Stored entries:
----
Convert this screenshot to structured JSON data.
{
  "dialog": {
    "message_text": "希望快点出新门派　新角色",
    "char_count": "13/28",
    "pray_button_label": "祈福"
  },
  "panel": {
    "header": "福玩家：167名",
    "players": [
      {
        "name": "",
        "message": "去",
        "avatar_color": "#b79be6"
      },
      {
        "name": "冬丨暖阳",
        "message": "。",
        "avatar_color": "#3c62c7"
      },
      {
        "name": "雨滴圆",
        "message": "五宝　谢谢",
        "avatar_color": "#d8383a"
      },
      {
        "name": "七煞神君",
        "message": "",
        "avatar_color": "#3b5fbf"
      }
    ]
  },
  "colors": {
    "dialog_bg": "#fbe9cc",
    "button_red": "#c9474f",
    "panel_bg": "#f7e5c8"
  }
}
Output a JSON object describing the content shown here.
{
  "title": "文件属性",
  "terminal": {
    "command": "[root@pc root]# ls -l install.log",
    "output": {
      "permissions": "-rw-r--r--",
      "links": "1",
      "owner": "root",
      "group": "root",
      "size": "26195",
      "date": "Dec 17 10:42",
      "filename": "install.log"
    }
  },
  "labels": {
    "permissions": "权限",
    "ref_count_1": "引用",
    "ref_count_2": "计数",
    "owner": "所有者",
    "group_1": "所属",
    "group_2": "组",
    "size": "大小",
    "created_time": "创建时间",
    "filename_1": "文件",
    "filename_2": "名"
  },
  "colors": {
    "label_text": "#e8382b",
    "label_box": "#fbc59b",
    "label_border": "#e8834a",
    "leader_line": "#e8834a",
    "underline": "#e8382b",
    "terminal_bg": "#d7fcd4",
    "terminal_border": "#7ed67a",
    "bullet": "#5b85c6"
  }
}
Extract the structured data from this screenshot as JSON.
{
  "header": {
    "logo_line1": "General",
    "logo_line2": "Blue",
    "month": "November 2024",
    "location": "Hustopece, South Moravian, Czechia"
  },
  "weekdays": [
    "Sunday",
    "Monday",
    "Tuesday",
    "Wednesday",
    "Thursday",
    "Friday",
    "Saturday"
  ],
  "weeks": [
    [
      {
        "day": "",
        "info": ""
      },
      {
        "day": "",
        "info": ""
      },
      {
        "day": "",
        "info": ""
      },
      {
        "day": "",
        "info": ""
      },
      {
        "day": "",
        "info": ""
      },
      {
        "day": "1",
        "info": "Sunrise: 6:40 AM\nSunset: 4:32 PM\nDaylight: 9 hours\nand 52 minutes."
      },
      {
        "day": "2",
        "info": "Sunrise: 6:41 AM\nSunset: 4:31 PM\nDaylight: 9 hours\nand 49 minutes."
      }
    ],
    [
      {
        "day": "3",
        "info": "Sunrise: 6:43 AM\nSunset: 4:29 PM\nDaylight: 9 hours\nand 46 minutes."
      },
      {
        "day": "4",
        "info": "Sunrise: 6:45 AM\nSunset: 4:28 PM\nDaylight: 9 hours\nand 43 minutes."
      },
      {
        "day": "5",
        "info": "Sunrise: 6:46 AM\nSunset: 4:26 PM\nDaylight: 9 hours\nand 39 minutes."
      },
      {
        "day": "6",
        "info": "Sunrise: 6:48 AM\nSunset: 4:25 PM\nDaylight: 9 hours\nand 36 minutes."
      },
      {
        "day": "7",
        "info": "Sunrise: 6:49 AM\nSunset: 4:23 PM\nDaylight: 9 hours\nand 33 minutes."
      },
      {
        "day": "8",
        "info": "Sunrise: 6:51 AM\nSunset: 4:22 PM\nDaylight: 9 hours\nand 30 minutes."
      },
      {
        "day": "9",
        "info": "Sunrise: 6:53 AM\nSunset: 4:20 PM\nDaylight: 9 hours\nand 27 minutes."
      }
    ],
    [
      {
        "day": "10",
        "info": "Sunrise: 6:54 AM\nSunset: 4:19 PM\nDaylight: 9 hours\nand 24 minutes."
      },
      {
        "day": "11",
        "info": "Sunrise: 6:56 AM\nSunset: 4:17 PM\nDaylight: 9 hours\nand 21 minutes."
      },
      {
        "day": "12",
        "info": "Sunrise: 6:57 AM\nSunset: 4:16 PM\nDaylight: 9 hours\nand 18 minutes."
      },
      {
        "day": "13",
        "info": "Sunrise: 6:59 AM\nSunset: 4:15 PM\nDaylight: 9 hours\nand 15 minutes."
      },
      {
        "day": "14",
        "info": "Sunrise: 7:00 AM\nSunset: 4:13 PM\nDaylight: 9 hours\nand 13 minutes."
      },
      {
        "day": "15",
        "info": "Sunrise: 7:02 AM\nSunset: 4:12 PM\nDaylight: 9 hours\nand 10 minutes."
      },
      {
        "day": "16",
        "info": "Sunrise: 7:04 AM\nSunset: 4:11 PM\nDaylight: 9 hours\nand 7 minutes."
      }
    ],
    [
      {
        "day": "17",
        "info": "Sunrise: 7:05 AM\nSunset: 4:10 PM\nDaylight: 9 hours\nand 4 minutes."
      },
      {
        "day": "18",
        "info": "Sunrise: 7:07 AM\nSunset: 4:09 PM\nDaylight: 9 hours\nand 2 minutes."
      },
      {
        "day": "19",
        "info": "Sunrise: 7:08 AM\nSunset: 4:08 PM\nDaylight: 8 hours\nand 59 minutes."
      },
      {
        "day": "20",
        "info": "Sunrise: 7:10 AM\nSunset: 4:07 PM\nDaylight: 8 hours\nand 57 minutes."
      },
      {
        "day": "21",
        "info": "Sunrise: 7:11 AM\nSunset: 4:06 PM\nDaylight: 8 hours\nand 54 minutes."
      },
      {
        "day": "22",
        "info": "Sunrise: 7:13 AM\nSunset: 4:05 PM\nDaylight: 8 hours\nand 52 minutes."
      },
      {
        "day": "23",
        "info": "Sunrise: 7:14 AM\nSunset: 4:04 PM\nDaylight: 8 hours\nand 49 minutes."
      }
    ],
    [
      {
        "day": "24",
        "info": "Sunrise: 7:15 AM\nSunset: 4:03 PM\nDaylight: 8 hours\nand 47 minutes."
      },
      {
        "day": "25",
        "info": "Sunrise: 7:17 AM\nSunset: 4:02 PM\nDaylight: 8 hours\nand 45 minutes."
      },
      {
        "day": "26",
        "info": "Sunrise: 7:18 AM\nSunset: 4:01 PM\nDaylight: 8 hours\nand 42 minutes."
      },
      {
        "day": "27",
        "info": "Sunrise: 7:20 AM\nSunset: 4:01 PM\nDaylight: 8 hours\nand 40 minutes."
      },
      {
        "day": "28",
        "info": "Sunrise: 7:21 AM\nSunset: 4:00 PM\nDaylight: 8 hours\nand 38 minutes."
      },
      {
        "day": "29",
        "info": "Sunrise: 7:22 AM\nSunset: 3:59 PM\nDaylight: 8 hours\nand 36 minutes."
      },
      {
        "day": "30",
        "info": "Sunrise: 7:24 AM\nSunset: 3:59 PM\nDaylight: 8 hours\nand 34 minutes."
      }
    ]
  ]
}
----
What is needed:
Exactly as written above, please repeat the entries.

Task output:
Convert this screenshot to structured JSON data.
{
  "dialog": {
    "message_text": "希望快点出新门派　新角色",
    "char_count": "13/28",
    "pray_button_label": "祈福"
  },
  "panel": {
    "header": "福玩家：167名",
    "players": [
      {
        "name": "",
        "message": "去",
        "avatar_color": "#b79be6"
      },
      {
        "name": "冬丨暖阳",
        "message": "。",
        "avatar_color": "#3c62c7"
      },
      {
        "name": "雨滴圆",
        "message": "五宝　谢谢",
        "avatar_color": "#d8383a"
      },
      {
        "name": "七煞神君",
        "message": "",
        "avatar_color": "#3b5fbf"
      }
    ]
  },
  "colors": {
    "dialog_bg": "#fbe9cc",
    "button_red": "#c9474f",
    "panel_bg": "#f7e5c8"
  }
}
Output a JSON object describing the content shown here.
{
  "title": "文件属性",
  "terminal": {
    "command": "[root@pc root]# ls -l install.log",
    "output": {
      "permissions": "-rw-r--r--",
      "links": "1",
      "owner": "root",
      "group": "root",
      "size": "26195",
      "date": "Dec 17 10:42",
      "filename": "install.log"
    }
  },
  "labels": {
    "permissions": "权限",
    "ref_count_1": "引用",
    "ref_count_2": "计数",
    "owner": "所有者",
    "group_1": "所属",
    "group_2": "组",
    "size": "大小",
    "created_time": "创建时间",
    "filename_1": "文件",
    "filename_2": "名"
  },
  "colors": {
    "label_text": "#e8382b",
    "label_box": "#fbc59b",
    "label_border": "#e8834a",
    "leader_line": "#e8834a",
    "underline": "#e8382b",
    "terminal_bg": "#d7fcd4",
    "terminal_border": "#7ed67a",
    "bullet": "#5b85c6"
  }
}
Extract the structured data from this screenshot as JSON.
{
  "header": {
    "logo_line1": "General",
    "logo_line2": "Blue",
    "month": "November 2024",
    "location": "Hustopece, South Moravian, Czechia"
  },
  "weekdays": [
    "Sunday",
    "Monday",
    "Tuesday",
    "Wednesday",
    "Thursday",
    "Friday",
    "Saturday"
  ],
  "weeks": [
    [
      {
        "day": "",
        "info": ""
      },
      {
        "day": "",
        "info": ""
      },
      {
        "day": "",
        "info": ""
      },
      {
        "day": "",
        "info": ""
      },
      {
        "day": "",
        "info": ""
      },
      {
        "day": "1",
        "info": "Sunrise: 6:40 AM\nSunset: 4:32 PM\nDaylight: 9 hours\nand 52 minutes."
      },
      {
        "day": "2",
        "info": "Sunrise: 6:41 AM\nSunset: 4:31 PM\nDaylight: 9 hours\nand 49 minutes."
      }
    ],
    [
      {
        "day": "3",
        "info": "Sunrise: 6:43 AM\nSunset: 4:29 PM\nDaylight: 9 hours\nand 46 minutes."
      },
      {
        "day": "4",
        "info": "Sunrise: 6:45 AM\nSunset: 4:28 PM\nDaylight: 9 hours\nand 43 minutes."
      },
      {
        "day": "5",
        "info": "Sunrise: 6:46 AM\nSunset: 4:26 PM\nDaylight: 9 hours\nand 39 minutes."
      },
      {
        "day": "6",
        "info": "Sunrise: 6:48 AM\nSunset: 4:25 PM\nDaylight: 9 hours\nand 36 minutes."
      },
      {
        "day": "7",
        "info": "Sunrise: 6:49 AM\nSunset: 4:23 PM\nDaylight: 9 hours\nand 33 minutes."
      },
      {
        "day": "8",
        "info": "Sunrise: 6:51 AM\nSunset: 4:22 PM\nDaylight: 9 hours\nand 30 minutes."
      },
      {
        "day": "9",
        "info": "Sunrise: 6:53 AM\nSunset: 4:20 PM\nDaylight: 9 hours\nand 27 minutes."
      }
    ],
    [
      {
        "day": "10",
        "info": "Sunrise: 6:54 AM\nSunset: 4:19 PM\nDaylight: 9 hours\nand 24 minutes."
      },
      {
        "day": "11",
        "info": "Sunrise: 6:56 AM\nSunset: 4:17 PM\nDaylight: 9 hours\nand 21 minutes."
      },
      {
        "day": "12",
        "info": "Sunrise: 6:57 AM\nSunset: 4:16 PM\nDaylight: 9 hours\nand 18 minutes."
      },
      {
        "day": "13",
        "info": "Sunrise: 6:59 AM\nSunset: 4:15 PM\nDaylight: 9 hours\nand 15 minutes."
      },
      {
        "day": "14",
        "info": "Sunrise: 7:00 AM\nSunset: 4:13 PM\nDaylight: 9 hours\nand 13 minutes."
      },
      {
        "day": "15",
        "info": "Sunrise: 7:02 AM\nSunset: 4:12 PM\nDaylight: 9 hours\nand 10 minutes."
      },
      {
        "day": "16",
        "info": "Sunrise: 7:04 AM\nSunset: 4:11 PM\nDaylight: 9 hours\nand 7 minutes."
      }
    ],
    [
      {
        "day": "17",
        "info": "Sunrise: 7:05 AM\nSunset: 4:10 PM\nDaylight: 9 hours\nand 4 minutes."
      },
      {
        "day": "18",
        "info": "Sunrise: 7:07 AM\nSunset: 4:09 PM\nDaylight: 9 hours\nand 2 minutes."
      },
      {
        "day": "19",
        "info": "Sunrise: 7:08 AM\nSunset: 4:08 PM\nDaylight: 8 hours\nand 59 minutes."
      },
      {
        "day": "20",
        "info": "Sunrise: 7:10 AM\nSunset: 4:07 PM\nDaylight: 8 hours\nand 57 minutes."
      },
      {
        "day": "21",
        "info": "Sunrise: 7:11 AM\nSunset: 4:06 PM\nDaylight: 8 hours\nand 54 minutes."
      },
      {
        "day": "22",
        "info": "Sunrise: 7:13 AM\nSunset: 4:05 PM\nDaylight: 8 hours\nand 52 minutes."
      },
      {
        "day": "23",
        "info": "Sunrise: 7:14 AM\nSunset: 4:04 PM\nDaylight: 8 hours\nand 49 minutes."
      }
    ],
    [
      {
        "day": "24",
        "info": "Sunrise: 7:15 AM\nSunset: 4:03 PM\nDaylight: 8 hours\nand 47 minutes."
      },
      {
        "day": "25",
        "info": "Sunrise: 7:17 AM\nSunset: 4:02 PM\nDaylight: 8 hours\nand 45 minutes."
      },
      {
        "day": "26",
        "info": "Sunrise: 7:18 AM\nSunset: 4:01 PM\nDaylight: 8 hours\nand 42 minutes."
      },
      {
        "day": "27",
        "info": "Sunrise: 7:20 AM\nSunset: 4:01 PM\nDaylight: 8 hours\nand 40 minutes."
      },
      {
        "day": "28",
        "info": "Sunrise: 7:21 AM\nSunset: 4:00 PM\nDaylight: 8 hours\nand 38 minutes."
      },
      {
        "day": "29",
        "info": "Sunrise: 7:22 AM\nSunset: 3:59 PM\nDaylight: 8 hours\nand 36 minutes."
      },
      {
        "day": "30",
        "info": "Sunrise: 7:24 AM\nSunset: 3:59 PM\nDaylight: 8 hours\nand 34 minutes."
      }
    ]
  ]
}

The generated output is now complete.